Répondez à ces questions sur l'extrait :
1. De quelle ville et à quelle date la lettre est-elle écrite ?
2. À qui la lettre est-elle adressée ?
3. Combien de nuits l'auteur a-t-il passées dans la cellule de la sœur Marie, et combien de personnes étaient avec lui ?

▸ **Extrait du texte**
————

L’ESPRIT FRAPPEUR DE LA SŒUR MARIE.

Le récit suivant est relaté dans une lettre dont l’original est entre nos mains, et que nous transcrivons textuellement.


« A Viviers,  †  ce 10 avril 1741.

« Personne au monde, mon cher de Noailles, ne peut mieux que moi vous instruire de tout ce qui s’est passé dans la cellule de la sœur Marie, et si le récit que vous en avez fait nous a donné un ridicule dans notre ville, je veux le partager avec vous ; la force de la vérité l’emportera touiours chez moi sur la crainte de passer pour un visionnaire et un homme trop crédule.

« Voicy donc une petite relation de tout ce que j’ay vu et entendu pendant quatre nuits que j’y ai passées, et avec moi plus de quarante personnes toutes dignes de foi. Je ne vous rapporterai que les faits les plus remarquables.

————

▸ **Données affichées**

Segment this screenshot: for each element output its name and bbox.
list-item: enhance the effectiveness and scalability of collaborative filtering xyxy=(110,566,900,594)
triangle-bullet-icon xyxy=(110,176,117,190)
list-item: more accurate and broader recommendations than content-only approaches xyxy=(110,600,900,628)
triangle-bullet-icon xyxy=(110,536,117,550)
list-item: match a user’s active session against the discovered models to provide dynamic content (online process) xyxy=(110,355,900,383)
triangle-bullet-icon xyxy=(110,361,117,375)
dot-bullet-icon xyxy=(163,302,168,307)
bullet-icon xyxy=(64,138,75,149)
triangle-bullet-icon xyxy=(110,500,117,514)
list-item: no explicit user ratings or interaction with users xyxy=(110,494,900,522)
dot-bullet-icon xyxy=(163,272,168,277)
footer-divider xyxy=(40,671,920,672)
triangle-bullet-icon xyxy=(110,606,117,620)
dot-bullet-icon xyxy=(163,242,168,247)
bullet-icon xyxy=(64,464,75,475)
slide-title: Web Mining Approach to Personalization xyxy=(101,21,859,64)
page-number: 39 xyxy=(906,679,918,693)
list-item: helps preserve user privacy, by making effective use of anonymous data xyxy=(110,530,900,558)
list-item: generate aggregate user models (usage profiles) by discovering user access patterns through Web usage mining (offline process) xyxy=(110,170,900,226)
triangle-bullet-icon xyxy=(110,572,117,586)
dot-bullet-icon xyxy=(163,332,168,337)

————

▸ **Réponse**
1. De Viviers, le 10 avril 1741.
2. À de Noailles.
3. Quatre nuits, avec plus de quarante personnes.